(Requirement) Gather all lines from the material that contain "компании".

(Given data)
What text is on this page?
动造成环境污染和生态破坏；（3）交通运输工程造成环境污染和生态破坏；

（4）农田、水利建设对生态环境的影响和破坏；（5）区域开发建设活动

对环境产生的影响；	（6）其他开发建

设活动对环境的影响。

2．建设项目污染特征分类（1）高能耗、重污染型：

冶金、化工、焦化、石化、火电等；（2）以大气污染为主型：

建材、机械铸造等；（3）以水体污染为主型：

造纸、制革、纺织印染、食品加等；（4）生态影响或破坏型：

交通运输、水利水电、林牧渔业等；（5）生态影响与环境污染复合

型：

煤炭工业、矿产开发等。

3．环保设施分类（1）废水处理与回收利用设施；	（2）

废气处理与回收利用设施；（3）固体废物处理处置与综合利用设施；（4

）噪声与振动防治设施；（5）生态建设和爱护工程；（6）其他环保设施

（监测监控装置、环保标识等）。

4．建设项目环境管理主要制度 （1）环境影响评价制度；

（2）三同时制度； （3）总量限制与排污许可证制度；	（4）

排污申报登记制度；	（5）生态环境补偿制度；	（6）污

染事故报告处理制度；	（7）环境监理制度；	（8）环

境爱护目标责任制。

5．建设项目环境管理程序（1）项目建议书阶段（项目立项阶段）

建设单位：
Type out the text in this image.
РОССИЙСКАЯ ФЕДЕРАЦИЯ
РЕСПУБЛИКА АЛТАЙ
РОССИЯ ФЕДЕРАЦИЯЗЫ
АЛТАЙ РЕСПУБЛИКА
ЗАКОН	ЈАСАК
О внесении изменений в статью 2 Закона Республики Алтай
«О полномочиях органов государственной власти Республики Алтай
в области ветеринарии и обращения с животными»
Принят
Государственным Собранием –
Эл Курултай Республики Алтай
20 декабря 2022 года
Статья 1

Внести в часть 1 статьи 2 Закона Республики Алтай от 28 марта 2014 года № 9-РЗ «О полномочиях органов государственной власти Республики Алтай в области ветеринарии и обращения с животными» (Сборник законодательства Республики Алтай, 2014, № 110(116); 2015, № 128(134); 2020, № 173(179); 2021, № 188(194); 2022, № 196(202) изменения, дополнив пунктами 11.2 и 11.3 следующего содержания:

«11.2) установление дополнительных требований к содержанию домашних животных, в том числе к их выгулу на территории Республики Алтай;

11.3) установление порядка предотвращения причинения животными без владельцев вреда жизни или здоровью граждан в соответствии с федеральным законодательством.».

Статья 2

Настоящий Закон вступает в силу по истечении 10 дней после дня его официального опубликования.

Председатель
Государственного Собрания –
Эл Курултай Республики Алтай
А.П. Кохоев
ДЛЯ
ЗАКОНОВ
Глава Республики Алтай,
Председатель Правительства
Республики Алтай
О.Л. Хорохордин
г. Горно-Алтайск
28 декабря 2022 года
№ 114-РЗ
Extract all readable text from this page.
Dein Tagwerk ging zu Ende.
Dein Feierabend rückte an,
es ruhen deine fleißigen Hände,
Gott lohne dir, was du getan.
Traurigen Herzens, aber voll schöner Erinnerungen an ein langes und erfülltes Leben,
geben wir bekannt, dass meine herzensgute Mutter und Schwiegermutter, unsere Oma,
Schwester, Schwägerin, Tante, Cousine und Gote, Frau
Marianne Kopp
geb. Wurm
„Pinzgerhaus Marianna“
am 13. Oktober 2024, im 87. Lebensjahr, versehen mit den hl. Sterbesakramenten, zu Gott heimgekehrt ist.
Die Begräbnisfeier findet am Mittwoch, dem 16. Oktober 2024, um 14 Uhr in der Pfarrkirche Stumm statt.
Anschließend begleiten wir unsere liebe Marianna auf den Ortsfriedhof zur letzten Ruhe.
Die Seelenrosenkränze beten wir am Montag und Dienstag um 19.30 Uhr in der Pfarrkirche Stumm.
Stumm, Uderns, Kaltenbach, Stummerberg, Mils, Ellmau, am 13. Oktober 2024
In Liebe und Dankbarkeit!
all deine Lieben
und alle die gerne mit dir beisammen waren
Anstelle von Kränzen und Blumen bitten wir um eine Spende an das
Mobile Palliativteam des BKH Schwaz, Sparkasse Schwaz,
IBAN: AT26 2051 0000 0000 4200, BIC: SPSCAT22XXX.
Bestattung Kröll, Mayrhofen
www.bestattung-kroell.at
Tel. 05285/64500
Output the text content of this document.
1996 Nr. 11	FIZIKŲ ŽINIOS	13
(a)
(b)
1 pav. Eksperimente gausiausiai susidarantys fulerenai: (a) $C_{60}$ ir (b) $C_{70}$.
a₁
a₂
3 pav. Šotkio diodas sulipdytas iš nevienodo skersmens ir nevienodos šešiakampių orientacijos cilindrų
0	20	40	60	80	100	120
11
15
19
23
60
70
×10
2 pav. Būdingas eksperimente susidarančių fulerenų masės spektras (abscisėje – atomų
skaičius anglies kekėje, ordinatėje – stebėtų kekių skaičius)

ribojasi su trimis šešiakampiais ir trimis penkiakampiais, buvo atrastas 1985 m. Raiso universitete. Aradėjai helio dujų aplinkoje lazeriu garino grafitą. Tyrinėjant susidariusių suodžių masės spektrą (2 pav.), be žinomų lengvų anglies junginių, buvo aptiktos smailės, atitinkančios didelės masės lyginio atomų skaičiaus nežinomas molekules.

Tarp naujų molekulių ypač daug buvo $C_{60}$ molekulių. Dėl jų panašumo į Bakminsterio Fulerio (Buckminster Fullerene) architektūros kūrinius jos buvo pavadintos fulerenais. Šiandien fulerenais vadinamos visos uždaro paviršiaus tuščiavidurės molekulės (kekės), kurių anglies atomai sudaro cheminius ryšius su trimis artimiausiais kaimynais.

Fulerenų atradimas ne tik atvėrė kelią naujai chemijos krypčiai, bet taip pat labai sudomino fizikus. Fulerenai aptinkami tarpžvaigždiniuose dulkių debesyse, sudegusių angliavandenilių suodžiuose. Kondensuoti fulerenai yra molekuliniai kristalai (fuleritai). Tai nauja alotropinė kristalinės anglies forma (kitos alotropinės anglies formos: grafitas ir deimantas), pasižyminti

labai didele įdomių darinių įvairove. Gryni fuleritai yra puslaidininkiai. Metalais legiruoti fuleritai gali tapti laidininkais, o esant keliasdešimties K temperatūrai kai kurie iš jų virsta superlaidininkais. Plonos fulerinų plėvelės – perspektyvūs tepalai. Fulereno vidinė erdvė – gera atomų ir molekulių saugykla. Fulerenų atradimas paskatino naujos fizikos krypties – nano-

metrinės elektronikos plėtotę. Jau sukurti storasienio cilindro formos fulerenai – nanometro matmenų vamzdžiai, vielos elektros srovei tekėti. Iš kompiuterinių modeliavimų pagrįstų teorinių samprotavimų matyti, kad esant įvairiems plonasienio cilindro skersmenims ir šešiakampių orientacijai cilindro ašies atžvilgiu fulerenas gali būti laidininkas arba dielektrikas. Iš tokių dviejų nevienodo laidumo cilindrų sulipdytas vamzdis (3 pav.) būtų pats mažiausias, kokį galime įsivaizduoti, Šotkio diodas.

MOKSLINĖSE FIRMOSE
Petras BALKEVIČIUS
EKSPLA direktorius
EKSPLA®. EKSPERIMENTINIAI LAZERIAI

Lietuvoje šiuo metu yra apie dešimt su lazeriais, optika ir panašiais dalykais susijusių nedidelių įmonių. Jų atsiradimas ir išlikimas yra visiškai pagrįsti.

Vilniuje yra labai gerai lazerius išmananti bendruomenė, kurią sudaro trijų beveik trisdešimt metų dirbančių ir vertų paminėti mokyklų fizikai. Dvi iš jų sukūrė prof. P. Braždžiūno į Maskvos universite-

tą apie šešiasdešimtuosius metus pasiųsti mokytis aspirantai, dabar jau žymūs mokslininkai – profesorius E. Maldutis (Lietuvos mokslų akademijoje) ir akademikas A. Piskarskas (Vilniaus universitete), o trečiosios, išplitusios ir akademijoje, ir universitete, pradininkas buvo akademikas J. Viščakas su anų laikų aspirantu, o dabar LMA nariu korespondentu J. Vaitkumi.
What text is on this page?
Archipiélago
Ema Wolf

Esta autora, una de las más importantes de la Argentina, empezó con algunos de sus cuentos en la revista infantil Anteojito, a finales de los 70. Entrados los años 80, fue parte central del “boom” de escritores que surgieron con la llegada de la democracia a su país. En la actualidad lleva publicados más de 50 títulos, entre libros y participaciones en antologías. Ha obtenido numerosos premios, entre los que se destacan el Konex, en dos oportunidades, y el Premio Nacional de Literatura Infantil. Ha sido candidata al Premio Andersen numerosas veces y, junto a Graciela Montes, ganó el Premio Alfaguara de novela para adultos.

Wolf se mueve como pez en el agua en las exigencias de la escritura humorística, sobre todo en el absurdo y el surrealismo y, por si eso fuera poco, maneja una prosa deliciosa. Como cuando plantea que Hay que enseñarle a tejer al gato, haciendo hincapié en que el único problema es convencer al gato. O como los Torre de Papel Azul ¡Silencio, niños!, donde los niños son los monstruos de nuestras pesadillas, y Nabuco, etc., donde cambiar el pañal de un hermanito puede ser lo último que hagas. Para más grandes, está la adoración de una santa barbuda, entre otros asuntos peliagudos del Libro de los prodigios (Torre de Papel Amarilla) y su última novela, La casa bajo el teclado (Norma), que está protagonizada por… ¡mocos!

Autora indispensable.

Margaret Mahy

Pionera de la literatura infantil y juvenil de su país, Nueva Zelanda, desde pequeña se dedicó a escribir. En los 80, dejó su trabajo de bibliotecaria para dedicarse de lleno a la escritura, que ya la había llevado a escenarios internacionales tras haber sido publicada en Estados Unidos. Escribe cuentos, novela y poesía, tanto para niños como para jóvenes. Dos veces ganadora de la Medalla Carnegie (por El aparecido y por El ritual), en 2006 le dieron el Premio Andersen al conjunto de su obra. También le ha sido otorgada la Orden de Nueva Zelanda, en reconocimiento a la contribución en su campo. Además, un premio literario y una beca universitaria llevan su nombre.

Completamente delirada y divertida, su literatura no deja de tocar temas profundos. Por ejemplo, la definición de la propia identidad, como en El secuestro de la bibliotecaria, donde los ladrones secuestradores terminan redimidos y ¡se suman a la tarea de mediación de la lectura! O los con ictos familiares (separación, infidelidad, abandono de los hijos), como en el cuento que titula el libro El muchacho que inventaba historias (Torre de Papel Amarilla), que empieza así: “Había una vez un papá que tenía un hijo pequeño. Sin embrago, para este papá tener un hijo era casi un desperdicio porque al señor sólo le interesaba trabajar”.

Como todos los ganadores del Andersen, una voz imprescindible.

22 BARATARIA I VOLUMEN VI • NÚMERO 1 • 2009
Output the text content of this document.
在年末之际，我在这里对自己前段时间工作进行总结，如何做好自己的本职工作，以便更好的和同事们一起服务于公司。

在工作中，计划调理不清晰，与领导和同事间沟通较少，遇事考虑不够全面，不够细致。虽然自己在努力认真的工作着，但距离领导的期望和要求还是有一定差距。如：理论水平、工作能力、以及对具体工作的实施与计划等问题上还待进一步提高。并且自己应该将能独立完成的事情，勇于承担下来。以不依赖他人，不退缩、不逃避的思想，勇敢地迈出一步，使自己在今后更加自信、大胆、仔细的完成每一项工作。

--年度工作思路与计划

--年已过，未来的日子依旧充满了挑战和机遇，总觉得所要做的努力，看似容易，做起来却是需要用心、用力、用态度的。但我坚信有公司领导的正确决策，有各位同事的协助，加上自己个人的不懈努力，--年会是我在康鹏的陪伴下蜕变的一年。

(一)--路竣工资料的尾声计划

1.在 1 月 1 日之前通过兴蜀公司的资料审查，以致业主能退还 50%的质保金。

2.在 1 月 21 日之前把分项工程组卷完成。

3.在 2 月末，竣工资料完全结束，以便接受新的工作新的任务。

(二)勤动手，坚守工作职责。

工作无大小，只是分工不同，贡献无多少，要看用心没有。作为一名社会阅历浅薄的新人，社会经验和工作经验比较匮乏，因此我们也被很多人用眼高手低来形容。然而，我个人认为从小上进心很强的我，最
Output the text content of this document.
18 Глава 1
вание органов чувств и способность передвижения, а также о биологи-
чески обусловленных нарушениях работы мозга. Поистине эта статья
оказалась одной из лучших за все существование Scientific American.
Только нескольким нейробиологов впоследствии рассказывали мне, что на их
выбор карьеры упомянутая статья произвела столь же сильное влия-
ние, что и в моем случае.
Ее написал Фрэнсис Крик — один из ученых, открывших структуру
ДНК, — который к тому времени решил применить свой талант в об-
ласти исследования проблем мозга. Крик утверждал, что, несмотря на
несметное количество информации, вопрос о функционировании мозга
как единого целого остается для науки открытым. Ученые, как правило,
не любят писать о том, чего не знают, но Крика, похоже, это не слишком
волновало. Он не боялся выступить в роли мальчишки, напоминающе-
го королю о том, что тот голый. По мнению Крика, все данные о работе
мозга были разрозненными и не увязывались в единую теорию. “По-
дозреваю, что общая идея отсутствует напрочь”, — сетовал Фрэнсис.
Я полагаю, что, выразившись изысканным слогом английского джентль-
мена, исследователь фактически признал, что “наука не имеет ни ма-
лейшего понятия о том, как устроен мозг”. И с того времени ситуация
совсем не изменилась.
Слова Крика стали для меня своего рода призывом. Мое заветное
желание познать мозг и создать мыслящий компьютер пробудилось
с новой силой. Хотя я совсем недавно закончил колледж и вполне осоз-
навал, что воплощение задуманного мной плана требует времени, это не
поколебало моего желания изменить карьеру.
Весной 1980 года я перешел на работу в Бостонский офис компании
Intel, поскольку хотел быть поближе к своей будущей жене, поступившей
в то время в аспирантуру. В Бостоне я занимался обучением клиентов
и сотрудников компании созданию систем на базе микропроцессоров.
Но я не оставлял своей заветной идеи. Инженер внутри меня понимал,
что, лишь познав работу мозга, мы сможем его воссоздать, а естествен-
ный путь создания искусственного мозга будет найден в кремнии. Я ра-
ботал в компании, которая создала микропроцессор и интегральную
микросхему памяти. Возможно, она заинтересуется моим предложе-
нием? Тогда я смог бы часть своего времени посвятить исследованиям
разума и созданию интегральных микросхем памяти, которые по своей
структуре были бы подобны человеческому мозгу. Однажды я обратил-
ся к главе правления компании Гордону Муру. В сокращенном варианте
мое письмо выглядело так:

(Result for this task)
Весной 1980 года я перешел на работу в Бостонский офис компании
и сотрудников компании созданию систем на базе микропроцессоров.
ботал в компании, которая создала микропроцессор и интегральную
ся к главе правления компании Гордону Муру. В сокращенном варианте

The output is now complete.